Directive> Identify and pull out each line of the entries in which "this" occurs.

---*---

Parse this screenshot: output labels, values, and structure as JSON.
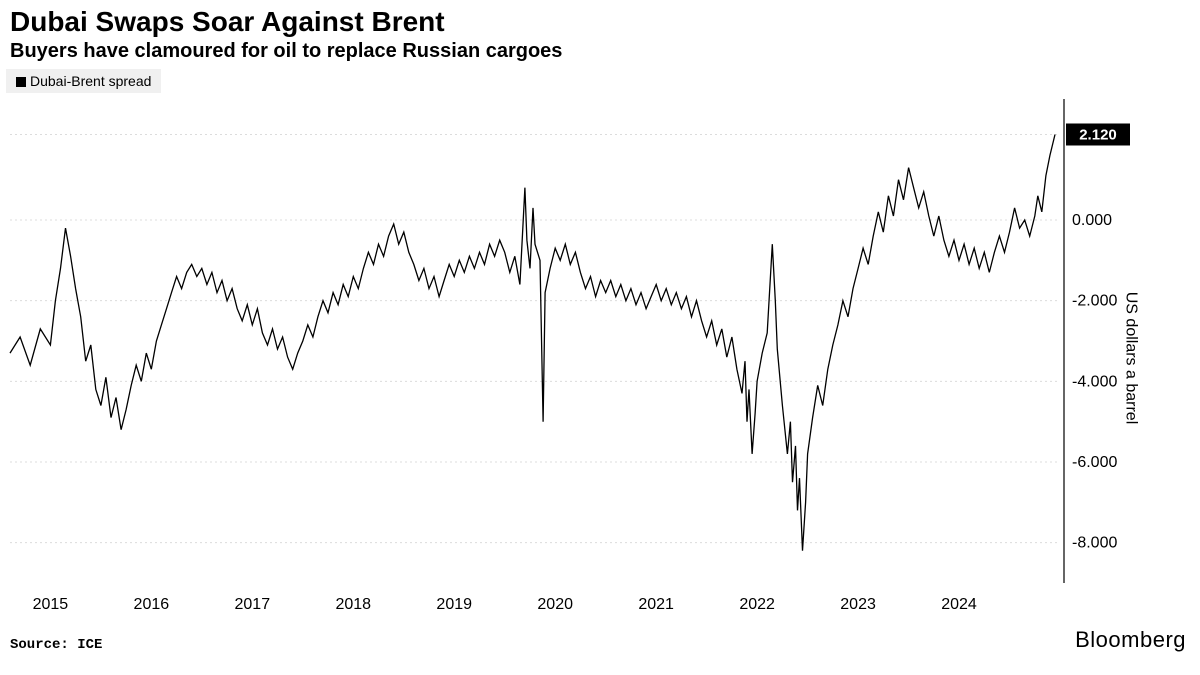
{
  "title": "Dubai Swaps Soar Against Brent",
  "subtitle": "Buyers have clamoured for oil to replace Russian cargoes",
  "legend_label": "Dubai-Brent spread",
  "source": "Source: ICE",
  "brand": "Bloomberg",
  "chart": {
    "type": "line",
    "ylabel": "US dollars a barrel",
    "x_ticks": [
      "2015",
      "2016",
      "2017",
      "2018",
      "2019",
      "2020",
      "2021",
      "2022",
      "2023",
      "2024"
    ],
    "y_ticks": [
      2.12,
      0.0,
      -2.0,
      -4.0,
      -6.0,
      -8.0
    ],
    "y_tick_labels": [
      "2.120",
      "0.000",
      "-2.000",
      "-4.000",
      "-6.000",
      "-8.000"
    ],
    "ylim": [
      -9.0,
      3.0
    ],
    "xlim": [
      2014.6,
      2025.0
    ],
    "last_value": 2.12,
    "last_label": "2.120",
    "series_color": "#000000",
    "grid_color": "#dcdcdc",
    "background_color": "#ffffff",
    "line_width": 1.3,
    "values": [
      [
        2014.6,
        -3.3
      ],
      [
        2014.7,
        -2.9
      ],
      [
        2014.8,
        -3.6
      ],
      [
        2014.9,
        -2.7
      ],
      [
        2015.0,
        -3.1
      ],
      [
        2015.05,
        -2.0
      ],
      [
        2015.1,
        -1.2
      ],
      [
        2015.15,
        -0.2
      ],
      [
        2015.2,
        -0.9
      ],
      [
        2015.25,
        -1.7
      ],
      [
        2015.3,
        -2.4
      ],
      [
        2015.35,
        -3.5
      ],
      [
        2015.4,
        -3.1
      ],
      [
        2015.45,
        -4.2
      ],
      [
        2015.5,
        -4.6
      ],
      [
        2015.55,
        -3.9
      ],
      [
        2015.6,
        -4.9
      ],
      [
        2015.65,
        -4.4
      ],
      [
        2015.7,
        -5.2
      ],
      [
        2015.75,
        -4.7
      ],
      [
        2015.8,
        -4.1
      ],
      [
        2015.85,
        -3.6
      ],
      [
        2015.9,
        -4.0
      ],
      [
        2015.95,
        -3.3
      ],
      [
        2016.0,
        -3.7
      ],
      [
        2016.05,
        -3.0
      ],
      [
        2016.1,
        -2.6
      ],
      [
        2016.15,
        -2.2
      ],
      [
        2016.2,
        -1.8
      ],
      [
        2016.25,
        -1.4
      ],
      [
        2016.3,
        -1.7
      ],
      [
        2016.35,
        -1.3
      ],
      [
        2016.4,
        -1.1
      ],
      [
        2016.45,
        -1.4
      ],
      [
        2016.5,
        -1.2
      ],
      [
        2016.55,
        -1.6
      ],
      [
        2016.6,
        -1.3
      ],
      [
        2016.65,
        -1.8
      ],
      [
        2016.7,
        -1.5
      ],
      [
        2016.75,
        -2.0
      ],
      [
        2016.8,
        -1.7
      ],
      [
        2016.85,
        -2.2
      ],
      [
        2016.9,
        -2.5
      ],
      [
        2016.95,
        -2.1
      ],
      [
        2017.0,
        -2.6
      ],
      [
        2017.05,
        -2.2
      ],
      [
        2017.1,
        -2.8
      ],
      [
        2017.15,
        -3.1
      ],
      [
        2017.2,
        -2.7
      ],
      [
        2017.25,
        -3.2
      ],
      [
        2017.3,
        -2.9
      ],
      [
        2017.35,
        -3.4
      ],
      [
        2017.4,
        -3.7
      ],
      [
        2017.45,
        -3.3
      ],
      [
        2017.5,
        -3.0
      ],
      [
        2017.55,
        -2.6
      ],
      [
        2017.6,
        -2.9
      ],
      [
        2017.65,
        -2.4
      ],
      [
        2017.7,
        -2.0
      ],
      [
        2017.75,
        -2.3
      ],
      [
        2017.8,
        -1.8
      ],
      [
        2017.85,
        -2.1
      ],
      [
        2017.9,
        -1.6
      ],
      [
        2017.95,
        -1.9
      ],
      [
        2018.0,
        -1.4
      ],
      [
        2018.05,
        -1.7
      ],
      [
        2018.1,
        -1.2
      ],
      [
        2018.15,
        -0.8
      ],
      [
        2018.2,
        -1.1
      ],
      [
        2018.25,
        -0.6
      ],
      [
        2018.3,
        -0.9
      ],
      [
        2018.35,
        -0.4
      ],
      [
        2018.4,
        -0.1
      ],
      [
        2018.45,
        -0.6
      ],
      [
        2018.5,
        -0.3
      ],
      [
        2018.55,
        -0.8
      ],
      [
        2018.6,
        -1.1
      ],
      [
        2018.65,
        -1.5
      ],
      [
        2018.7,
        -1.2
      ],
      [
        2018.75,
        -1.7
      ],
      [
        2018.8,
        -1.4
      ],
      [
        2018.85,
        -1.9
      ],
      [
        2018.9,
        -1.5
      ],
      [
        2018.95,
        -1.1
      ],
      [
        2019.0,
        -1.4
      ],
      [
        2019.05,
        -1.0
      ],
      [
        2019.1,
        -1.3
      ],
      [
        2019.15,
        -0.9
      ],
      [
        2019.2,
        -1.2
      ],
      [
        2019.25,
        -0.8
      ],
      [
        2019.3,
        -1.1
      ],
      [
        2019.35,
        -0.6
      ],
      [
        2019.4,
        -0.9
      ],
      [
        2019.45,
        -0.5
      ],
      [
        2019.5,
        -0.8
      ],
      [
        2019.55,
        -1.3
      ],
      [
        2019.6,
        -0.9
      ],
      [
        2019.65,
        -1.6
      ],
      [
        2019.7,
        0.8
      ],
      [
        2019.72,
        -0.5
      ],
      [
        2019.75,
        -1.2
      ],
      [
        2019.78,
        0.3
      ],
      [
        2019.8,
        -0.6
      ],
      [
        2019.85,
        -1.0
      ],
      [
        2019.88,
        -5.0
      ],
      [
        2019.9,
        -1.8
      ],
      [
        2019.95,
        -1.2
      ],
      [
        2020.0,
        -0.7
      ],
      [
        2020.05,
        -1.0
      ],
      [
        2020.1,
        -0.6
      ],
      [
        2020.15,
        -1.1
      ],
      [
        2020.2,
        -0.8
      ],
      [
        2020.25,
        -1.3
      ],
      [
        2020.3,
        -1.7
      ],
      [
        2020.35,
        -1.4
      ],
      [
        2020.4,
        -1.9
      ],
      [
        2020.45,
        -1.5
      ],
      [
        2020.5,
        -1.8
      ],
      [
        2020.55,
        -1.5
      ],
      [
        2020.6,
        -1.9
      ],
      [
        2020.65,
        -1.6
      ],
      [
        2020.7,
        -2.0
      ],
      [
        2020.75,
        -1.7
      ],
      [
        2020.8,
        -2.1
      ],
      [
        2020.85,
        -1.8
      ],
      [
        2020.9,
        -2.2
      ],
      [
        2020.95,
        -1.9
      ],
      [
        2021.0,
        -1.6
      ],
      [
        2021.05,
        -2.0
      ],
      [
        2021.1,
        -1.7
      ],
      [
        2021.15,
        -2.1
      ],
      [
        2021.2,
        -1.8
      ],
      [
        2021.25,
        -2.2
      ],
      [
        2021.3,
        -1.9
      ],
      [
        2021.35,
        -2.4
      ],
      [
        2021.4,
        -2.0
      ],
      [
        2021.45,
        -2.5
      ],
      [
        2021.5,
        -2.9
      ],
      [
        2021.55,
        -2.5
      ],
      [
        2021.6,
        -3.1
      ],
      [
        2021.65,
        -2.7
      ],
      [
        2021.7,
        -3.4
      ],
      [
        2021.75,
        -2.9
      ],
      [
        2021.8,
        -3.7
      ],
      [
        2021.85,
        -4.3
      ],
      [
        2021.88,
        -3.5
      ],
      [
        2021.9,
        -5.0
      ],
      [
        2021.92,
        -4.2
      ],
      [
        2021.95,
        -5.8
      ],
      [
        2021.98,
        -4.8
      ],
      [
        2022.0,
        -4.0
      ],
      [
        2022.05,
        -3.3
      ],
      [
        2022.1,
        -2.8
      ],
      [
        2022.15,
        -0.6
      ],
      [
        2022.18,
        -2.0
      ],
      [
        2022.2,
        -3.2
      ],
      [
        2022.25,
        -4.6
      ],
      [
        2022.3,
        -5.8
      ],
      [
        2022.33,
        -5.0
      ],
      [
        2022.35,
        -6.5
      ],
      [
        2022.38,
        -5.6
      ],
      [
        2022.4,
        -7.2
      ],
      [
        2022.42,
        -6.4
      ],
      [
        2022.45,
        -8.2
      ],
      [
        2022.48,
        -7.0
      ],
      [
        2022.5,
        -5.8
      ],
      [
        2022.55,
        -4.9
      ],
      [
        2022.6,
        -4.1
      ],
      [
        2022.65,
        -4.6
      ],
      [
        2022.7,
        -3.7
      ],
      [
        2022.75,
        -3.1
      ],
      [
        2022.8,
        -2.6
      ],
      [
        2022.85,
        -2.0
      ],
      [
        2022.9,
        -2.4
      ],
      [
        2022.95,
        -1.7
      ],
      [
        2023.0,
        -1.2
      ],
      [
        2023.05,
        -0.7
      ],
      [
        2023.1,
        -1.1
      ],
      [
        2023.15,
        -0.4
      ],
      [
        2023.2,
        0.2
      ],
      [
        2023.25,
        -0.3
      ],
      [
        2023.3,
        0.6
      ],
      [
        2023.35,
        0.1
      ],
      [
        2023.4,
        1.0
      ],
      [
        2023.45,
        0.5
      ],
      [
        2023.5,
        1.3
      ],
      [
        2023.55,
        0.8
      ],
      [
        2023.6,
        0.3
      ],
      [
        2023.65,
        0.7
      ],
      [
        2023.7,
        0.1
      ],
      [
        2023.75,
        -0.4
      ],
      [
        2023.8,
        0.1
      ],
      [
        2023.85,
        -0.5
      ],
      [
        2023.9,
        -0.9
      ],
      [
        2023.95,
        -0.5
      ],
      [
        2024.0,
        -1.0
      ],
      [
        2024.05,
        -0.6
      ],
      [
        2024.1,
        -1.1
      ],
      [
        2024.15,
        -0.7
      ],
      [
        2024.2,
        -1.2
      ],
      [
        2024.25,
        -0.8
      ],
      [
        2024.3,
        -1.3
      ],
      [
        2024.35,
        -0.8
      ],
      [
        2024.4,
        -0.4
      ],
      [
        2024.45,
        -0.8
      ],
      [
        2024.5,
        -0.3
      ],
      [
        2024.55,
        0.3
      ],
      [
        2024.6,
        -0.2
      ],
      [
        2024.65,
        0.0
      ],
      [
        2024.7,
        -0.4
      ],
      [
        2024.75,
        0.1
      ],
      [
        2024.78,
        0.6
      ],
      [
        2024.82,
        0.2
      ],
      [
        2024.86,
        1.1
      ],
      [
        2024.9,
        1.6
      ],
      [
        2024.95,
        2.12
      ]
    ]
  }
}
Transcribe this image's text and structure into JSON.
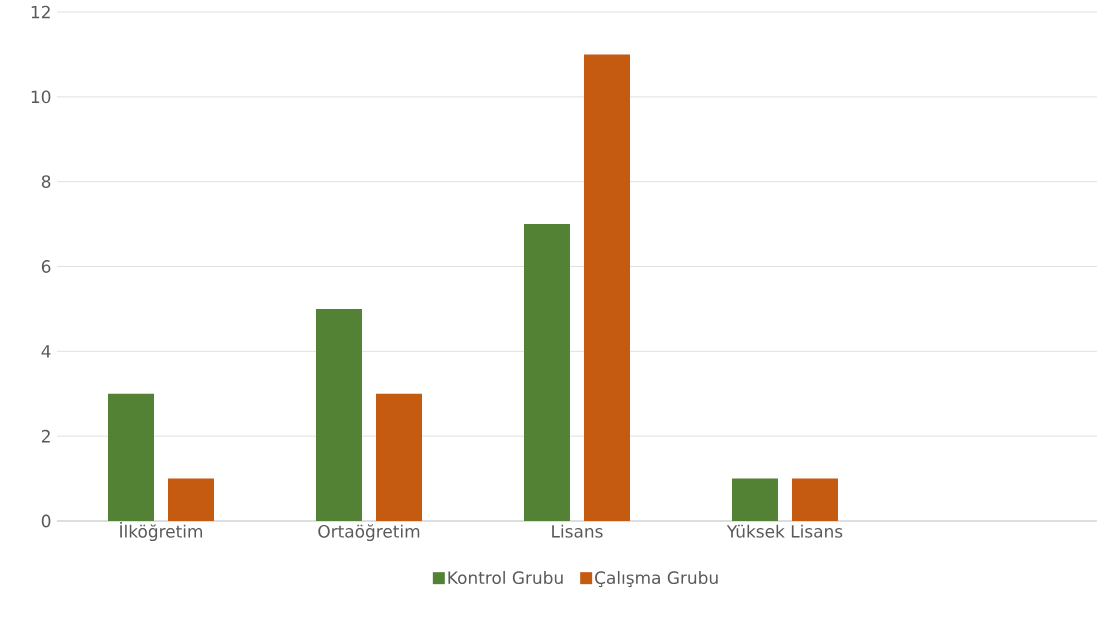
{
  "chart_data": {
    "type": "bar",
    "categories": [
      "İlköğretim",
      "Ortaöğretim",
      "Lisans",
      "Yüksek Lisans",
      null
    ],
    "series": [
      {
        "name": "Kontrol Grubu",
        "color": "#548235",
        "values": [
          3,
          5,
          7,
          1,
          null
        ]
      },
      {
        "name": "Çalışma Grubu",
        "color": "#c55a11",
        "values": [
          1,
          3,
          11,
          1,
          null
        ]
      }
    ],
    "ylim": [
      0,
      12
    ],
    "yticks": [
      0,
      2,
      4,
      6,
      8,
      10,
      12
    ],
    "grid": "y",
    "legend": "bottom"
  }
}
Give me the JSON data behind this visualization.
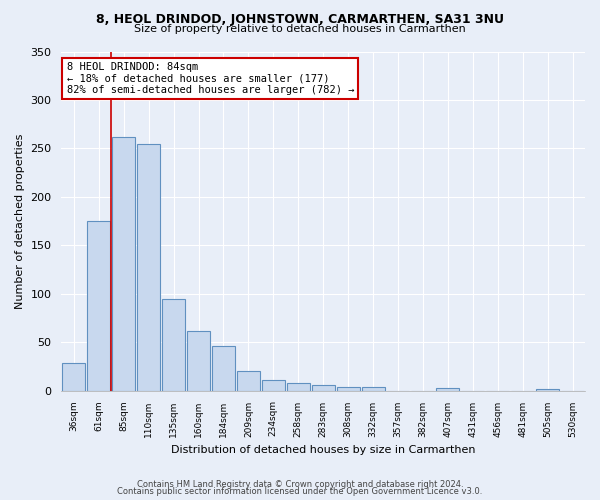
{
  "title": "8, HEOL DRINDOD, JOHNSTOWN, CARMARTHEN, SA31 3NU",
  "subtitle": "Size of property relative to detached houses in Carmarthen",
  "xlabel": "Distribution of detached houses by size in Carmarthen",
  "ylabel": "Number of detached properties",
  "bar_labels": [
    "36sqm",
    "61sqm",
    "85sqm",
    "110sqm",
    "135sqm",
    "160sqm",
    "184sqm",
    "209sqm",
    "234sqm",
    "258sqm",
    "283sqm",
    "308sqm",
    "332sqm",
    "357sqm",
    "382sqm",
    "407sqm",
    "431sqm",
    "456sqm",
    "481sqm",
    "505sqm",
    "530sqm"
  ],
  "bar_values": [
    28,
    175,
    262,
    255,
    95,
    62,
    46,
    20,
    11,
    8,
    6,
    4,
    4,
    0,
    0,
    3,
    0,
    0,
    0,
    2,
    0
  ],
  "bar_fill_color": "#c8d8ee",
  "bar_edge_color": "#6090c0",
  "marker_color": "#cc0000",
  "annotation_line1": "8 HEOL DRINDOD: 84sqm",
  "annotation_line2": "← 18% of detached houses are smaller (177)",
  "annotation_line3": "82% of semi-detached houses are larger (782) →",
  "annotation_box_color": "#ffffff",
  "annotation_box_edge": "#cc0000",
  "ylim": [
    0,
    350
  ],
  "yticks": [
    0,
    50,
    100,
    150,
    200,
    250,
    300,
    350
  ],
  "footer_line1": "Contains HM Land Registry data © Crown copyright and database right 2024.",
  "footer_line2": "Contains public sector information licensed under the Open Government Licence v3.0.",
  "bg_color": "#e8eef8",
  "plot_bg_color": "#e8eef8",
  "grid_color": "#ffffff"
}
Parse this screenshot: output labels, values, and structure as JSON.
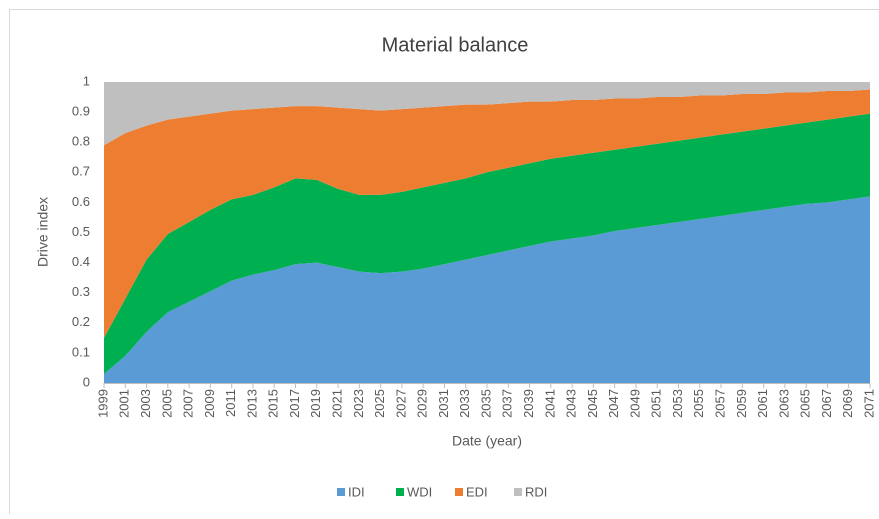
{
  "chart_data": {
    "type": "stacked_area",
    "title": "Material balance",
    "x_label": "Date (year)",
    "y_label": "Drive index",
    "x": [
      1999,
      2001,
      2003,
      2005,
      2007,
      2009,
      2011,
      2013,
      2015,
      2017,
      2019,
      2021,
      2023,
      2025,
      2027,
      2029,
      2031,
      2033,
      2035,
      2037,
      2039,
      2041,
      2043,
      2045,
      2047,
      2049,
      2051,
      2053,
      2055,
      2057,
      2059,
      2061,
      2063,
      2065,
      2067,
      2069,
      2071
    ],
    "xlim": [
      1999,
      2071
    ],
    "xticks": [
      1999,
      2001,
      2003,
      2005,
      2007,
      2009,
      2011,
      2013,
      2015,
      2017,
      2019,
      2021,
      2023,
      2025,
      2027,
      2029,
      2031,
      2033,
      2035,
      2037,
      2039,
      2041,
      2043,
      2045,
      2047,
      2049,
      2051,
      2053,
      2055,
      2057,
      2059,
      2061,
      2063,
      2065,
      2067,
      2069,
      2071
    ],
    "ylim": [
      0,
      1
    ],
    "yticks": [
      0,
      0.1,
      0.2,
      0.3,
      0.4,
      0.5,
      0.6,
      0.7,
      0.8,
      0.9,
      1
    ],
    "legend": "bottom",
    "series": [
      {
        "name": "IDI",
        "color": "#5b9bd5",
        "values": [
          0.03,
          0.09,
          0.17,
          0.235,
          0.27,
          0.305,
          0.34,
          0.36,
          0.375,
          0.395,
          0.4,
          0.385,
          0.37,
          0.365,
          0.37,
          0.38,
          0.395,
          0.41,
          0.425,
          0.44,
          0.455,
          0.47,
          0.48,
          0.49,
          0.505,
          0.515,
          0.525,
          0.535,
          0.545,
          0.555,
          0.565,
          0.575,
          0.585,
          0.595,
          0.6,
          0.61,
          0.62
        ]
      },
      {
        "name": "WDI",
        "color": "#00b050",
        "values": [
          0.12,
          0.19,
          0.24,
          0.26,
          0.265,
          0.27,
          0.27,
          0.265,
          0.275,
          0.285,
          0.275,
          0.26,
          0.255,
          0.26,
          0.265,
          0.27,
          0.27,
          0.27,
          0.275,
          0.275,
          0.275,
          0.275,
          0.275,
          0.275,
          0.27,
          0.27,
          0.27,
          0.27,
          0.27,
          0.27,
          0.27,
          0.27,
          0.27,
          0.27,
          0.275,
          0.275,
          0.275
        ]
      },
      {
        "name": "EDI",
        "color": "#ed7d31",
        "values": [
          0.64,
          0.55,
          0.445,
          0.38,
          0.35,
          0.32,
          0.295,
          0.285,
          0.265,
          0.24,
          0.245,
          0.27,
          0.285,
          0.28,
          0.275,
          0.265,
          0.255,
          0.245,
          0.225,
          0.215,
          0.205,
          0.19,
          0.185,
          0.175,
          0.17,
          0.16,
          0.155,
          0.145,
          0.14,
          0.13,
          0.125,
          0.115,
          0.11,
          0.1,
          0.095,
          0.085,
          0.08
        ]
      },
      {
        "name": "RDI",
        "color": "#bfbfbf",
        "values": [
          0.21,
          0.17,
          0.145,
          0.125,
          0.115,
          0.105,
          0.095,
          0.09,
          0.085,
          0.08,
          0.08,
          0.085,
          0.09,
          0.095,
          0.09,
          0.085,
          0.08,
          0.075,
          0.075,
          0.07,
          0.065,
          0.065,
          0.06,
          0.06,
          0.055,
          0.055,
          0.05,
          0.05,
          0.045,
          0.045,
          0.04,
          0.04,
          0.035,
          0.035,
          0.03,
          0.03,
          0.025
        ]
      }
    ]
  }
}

---*---

Result below>
Parse this screenshot: output labels, values, and structure as JSON.
Transcribe this image's text and structure into JSON.
Give me the JSON data behind this visualization.
Parse this screenshot: output labels, values, and structure as JSON.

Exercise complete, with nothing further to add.